:: Task prompt ::
Give the listing again exactly, omitting its images.

:: Records for processing ::
****

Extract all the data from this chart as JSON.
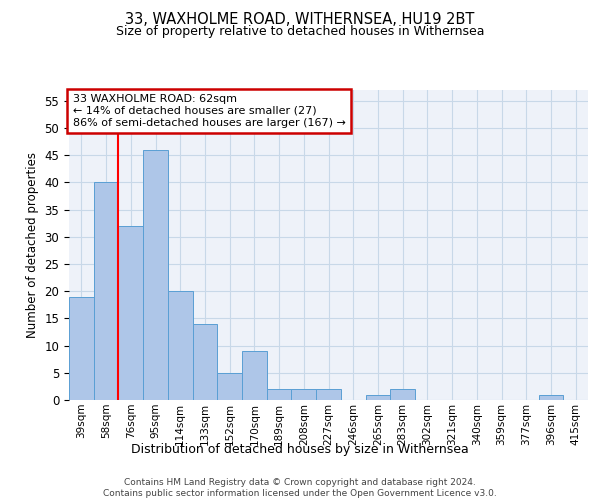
{
  "title1": "33, WAXHOLME ROAD, WITHERNSEA, HU19 2BT",
  "title2": "Size of property relative to detached houses in Withernsea",
  "xlabel": "Distribution of detached houses by size in Withernsea",
  "ylabel": "Number of detached properties",
  "bar_labels": [
    "39sqm",
    "58sqm",
    "76sqm",
    "95sqm",
    "114sqm",
    "133sqm",
    "152sqm",
    "170sqm",
    "189sqm",
    "208sqm",
    "227sqm",
    "246sqm",
    "265sqm",
    "283sqm",
    "302sqm",
    "321sqm",
    "340sqm",
    "359sqm",
    "377sqm",
    "396sqm",
    "415sqm"
  ],
  "bar_values": [
    19,
    40,
    32,
    46,
    20,
    14,
    5,
    9,
    2,
    2,
    2,
    0,
    1,
    2,
    0,
    0,
    0,
    0,
    0,
    1,
    0
  ],
  "bar_color": "#aec6e8",
  "bar_edge_color": "#5a9fd4",
  "grid_color": "#c8d8e8",
  "background_color": "#eef2f9",
  "red_line_x": 1.5,
  "annotation_line1": "33 WAXHOLME ROAD: 62sqm",
  "annotation_line2": "← 14% of detached houses are smaller (27)",
  "annotation_line3": "86% of semi-detached houses are larger (167) →",
  "annotation_box_color": "#ffffff",
  "annotation_box_edge": "#cc0000",
  "footer_text": "Contains HM Land Registry data © Crown copyright and database right 2024.\nContains public sector information licensed under the Open Government Licence v3.0.",
  "ylim": [
    0,
    57
  ],
  "yticks": [
    0,
    5,
    10,
    15,
    20,
    25,
    30,
    35,
    40,
    45,
    50,
    55
  ]
}
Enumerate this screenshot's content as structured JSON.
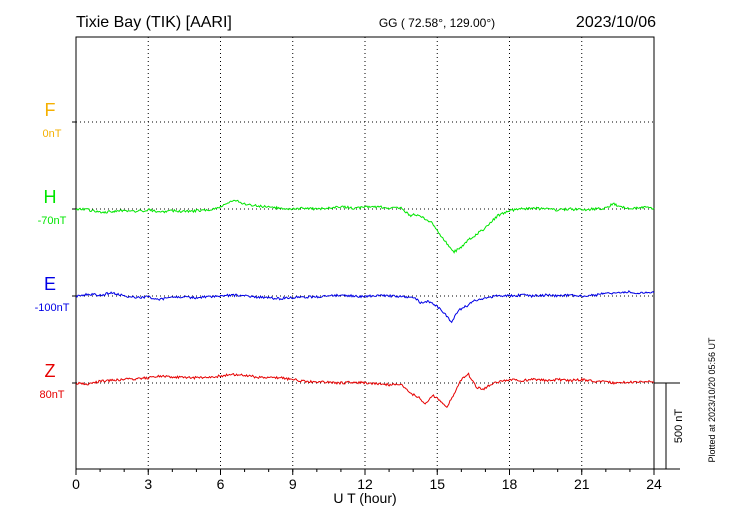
{
  "header": {
    "station": "Tixie Bay (TIK)  [AARI]",
    "coords": "GG ( 72.58°, 129.00°)",
    "date": "2023/10/06"
  },
  "footer": {
    "plotted": "Plotted at 2023/10/20 05:56 UT"
  },
  "chart_data": {
    "type": "line",
    "xlabel": "U T (hour)",
    "xlim": [
      0,
      24
    ],
    "xticks": [
      "0",
      "3",
      "6",
      "9",
      "12",
      "15",
      "18",
      "21",
      "24"
    ],
    "scale_bar_label": "500 nT",
    "grid": true,
    "series": [
      {
        "name": "F",
        "offset_label": "0nT",
        "color": "#f5b000",
        "hours": [],
        "values": []
      },
      {
        "name": "H",
        "offset_label": "-70nT",
        "color": "#00e600",
        "hours": [
          0,
          0.5,
          1,
          1.5,
          2,
          2.5,
          3,
          3.5,
          4,
          4.5,
          5,
          5.5,
          6,
          6.3,
          6.6,
          7,
          7.5,
          8,
          8.5,
          9,
          9.5,
          10,
          10.5,
          11,
          11.5,
          12,
          12.5,
          13,
          13.5,
          13.9,
          14.1,
          14.4,
          14.8,
          15.1,
          15.4,
          15.7,
          16,
          16.3,
          16.6,
          16.9,
          17.2,
          17.5,
          18,
          18.5,
          19,
          19.5,
          20,
          20.5,
          21,
          21.5,
          22,
          22.3,
          22.7,
          23,
          23.5,
          24
        ],
        "values": [
          0,
          -5,
          -20,
          -15,
          -10,
          -15,
          -5,
          -20,
          -10,
          -15,
          -10,
          -5,
          10,
          40,
          50,
          30,
          20,
          10,
          5,
          0,
          5,
          0,
          5,
          15,
          5,
          10,
          15,
          5,
          5,
          -40,
          -30,
          -50,
          -80,
          -150,
          -200,
          -250,
          -220,
          -180,
          -150,
          -120,
          -80,
          -40,
          -10,
          0,
          5,
          0,
          -5,
          0,
          -5,
          0,
          5,
          30,
          10,
          5,
          10,
          5
        ]
      },
      {
        "name": "E",
        "offset_label": "-100nT",
        "color": "#0000e6",
        "hours": [
          0,
          0.5,
          1,
          1.5,
          2,
          2.5,
          3,
          3.5,
          4,
          4.5,
          5,
          5.5,
          6,
          6.5,
          7,
          7.5,
          8,
          8.5,
          9,
          9.5,
          10,
          10.5,
          11,
          11.5,
          12,
          12.5,
          13,
          13.5,
          14,
          14.3,
          14.6,
          15,
          15.3,
          15.6,
          15.9,
          16.2,
          16.5,
          17,
          17.5,
          18,
          18.5,
          19,
          19.5,
          20,
          20.5,
          21,
          21.5,
          22,
          22.5,
          23,
          23.5,
          24
        ],
        "values": [
          0,
          10,
          5,
          20,
          0,
          -10,
          -5,
          -20,
          -10,
          -5,
          -10,
          -5,
          0,
          5,
          0,
          -5,
          -10,
          -15,
          -10,
          -5,
          -5,
          0,
          5,
          0,
          -5,
          5,
          0,
          -5,
          -5,
          -40,
          -30,
          -60,
          -100,
          -150,
          -80,
          -60,
          -30,
          -10,
          0,
          0,
          5,
          0,
          5,
          0,
          5,
          0,
          5,
          15,
          20,
          25,
          15,
          20
        ]
      },
      {
        "name": "Z",
        "offset_label": "80nT",
        "color": "#e60000",
        "hours": [
          0,
          0.5,
          1,
          1.5,
          2,
          2.5,
          3,
          3.5,
          4,
          4.5,
          5,
          5.5,
          6,
          6.5,
          7,
          7.5,
          8,
          8.5,
          9,
          9.5,
          10,
          10.5,
          11,
          11.5,
          12,
          12.5,
          13,
          13.5,
          13.9,
          14.2,
          14.5,
          14.8,
          15.1,
          15.4,
          15.7,
          16,
          16.3,
          16.6,
          16.9,
          17.2,
          17.5,
          18,
          18.5,
          19,
          19.5,
          20,
          20.5,
          21,
          21.5,
          22,
          22.5,
          23,
          23.5,
          24
        ],
        "values": [
          0,
          -10,
          10,
          15,
          20,
          25,
          30,
          40,
          35,
          30,
          30,
          35,
          40,
          50,
          45,
          35,
          30,
          30,
          20,
          10,
          5,
          5,
          0,
          5,
          0,
          -5,
          -10,
          -10,
          -60,
          -80,
          -120,
          -70,
          -100,
          -140,
          -60,
          20,
          50,
          -20,
          -40,
          -10,
          5,
          20,
          15,
          20,
          15,
          20,
          15,
          20,
          10,
          5,
          0,
          5,
          10,
          5
        ]
      }
    ]
  }
}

****

:: Finished exercise ::
Extract all the data from this chart as JSON.
{
  "title1": "33, WAXHOLME ROAD, WITHERNSEA, HU19 2BT",
  "title2": "Size of property relative to detached houses in Withernsea",
  "xlabel": "Distribution of detached houses by size in Withernsea",
  "ylabel": "Number of detached properties",
  "bar_labels": [
    "39sqm",
    "58sqm",
    "76sqm",
    "95sqm",
    "114sqm",
    "133sqm",
    "152sqm",
    "170sqm",
    "189sqm",
    "208sqm",
    "227sqm",
    "246sqm",
    "265sqm",
    "283sqm",
    "302sqm",
    "321sqm",
    "340sqm",
    "359sqm",
    "377sqm",
    "396sqm",
    "415sqm"
  ],
  "bar_values": [
    19,
    40,
    32,
    46,
    20,
    14,
    5,
    9,
    2,
    2,
    2,
    0,
    1,
    2,
    0,
    0,
    0,
    0,
    0,
    1,
    0
  ],
  "bar_color": "#aec6e8",
  "bar_edge_color": "#5a9fd4",
  "grid_color": "#c8d8e8",
  "background_color": "#eef2f9",
  "red_line_x": 1.5,
  "annotation_line1": "33 WAXHOLME ROAD: 62sqm",
  "annotation_line2": "← 14% of detached houses are smaller (27)",
  "annotation_line3": "86% of semi-detached houses are larger (167) →",
  "annotation_box_color": "#ffffff",
  "annotation_box_edge": "#cc0000",
  "footer_text": "Contains HM Land Registry data © Crown copyright and database right 2024.\nContains public sector information licensed under the Open Government Licence v3.0.",
  "ylim": [
    0,
    57
  ],
  "yticks": [
    0,
    5,
    10,
    15,
    20,
    25,
    30,
    35,
    40,
    45,
    50,
    55
  ]
}
Enumerate this screenshot's content as structured JSON.
{
  "header": {
    "station": "Tixie Bay (TIK)  [AARI]",
    "coords": "GG ( 72.58°, 129.00°)",
    "date": "2023/10/06"
  },
  "footer": {
    "plotted": "Plotted at 2023/10/20 05:56 UT"
  },
  "chart_data": {
    "type": "line",
    "xlabel": "U T (hour)",
    "xlim": [
      0,
      24
    ],
    "xticks": [
      "0",
      "3",
      "6",
      "9",
      "12",
      "15",
      "18",
      "21",
      "24"
    ],
    "scale_bar_label": "500 nT",
    "grid": true,
    "series": [
      {
        "name": "F",
        "offset_label": "0nT",
        "color": "#f5b000",
        "hours": [],
        "values": []
      },
      {
        "name": "H",
        "offset_label": "-70nT",
        "color": "#00e600",
        "hours": [
          0,
          0.5,
          1,
          1.5,
          2,
          2.5,
          3,
          3.5,
          4,
          4.5,
          5,
          5.5,
          6,
          6.3,
          6.6,
          7,
          7.5,
          8,
          8.5,
          9,
          9.5,
          10,
          10.5,
          11,
          11.5,
          12,
          12.5,
          13,
          13.5,
          13.9,
          14.1,
          14.4,
          14.8,
          15.1,
          15.4,
          15.7,
          16,
          16.3,
          16.6,
          16.9,
          17.2,
          17.5,
          18,
          18.5,
          19,
          19.5,
          20,
          20.5,
          21,
          21.5,
          22,
          22.3,
          22.7,
          23,
          23.5,
          24
        ],
        "values": [
          0,
          -5,
          -20,
          -15,
          -10,
          -15,
          -5,
          -20,
          -10,
          -15,
          -10,
          -5,
          10,
          40,
          50,
          30,
          20,
          10,
          5,
          0,
          5,
          0,
          5,
          15,
          5,
          10,
          15,
          5,
          5,
          -40,
          -30,
          -50,
          -80,
          -150,
          -200,
          -250,
          -220,
          -180,
          -150,
          -120,
          -80,
          -40,
          -10,
          0,
          5,
          0,
          -5,
          0,
          -5,
          0,
          5,
          30,
          10,
          5,
          10,
          5
        ]
      },
      {
        "name": "E",
        "offset_label": "-100nT",
        "color": "#0000e6",
        "hours": [
          0,
          0.5,
          1,
          1.5,
          2,
          2.5,
          3,
          3.5,
          4,
          4.5,
          5,
          5.5,
          6,
          6.5,
          7,
          7.5,
          8,
          8.5,
          9,
          9.5,
          10,
          10.5,
          11,
          11.5,
          12,
          12.5,
          13,
          13.5,
          14,
          14.3,
          14.6,
          15,
          15.3,
          15.6,
          15.9,
          16.2,
          16.5,
          17,
          17.5,
          18,
          18.5,
          19,
          19.5,
          20,
          20.5,
          21,
          21.5,
          22,
          22.5,
          23,
          23.5,
          24
        ],
        "values": [
          0,
          10,
          5,
          20,
          0,
          -10,
          -5,
          -20,
          -10,
          -5,
          -10,
          -5,
          0,
          5,
          0,
          -5,
          -10,
          -15,
          -10,
          -5,
          -5,
          0,
          5,
          0,
          -5,
          5,
          0,
          -5,
          -5,
          -40,
          -30,
          -60,
          -100,
          -150,
          -80,
          -60,
          -30,
          -10,
          0,
          0,
          5,
          0,
          5,
          0,
          5,
          0,
          5,
          15,
          20,
          25,
          15,
          20
        ]
      },
      {
        "name": "Z",
        "offset_label": "80nT",
        "color": "#e60000",
        "hours": [
          0,
          0.5,
          1,
          1.5,
          2,
          2.5,
          3,
          3.5,
          4,
          4.5,
          5,
          5.5,
          6,
          6.5,
          7,
          7.5,
          8,
          8.5,
          9,
          9.5,
          10,
          10.5,
          11,
          11.5,
          12,
          12.5,
          13,
          13.5,
          13.9,
          14.2,
          14.5,
          14.8,
          15.1,
          15.4,
          15.7,
          16,
          16.3,
          16.6,
          16.9,
          17.2,
          17.5,
          18,
          18.5,
          19,
          19.5,
          20,
          20.5,
          21,
          21.5,
          22,
          22.5,
          23,
          23.5,
          24
        ],
        "values": [
          0,
          -10,
          10,
          15,
          20,
          25,
          30,
          40,
          35,
          30,
          30,
          35,
          40,
          50,
          45,
          35,
          30,
          30,
          20,
          10,
          5,
          5,
          0,
          5,
          0,
          -5,
          -10,
          -10,
          -60,
          -80,
          -120,
          -70,
          -100,
          -140,
          -60,
          20,
          50,
          -20,
          -40,
          -10,
          5,
          20,
          15,
          20,
          15,
          20,
          15,
          20,
          10,
          5,
          0,
          5,
          10,
          5
        ]
      }
    ]
  }
}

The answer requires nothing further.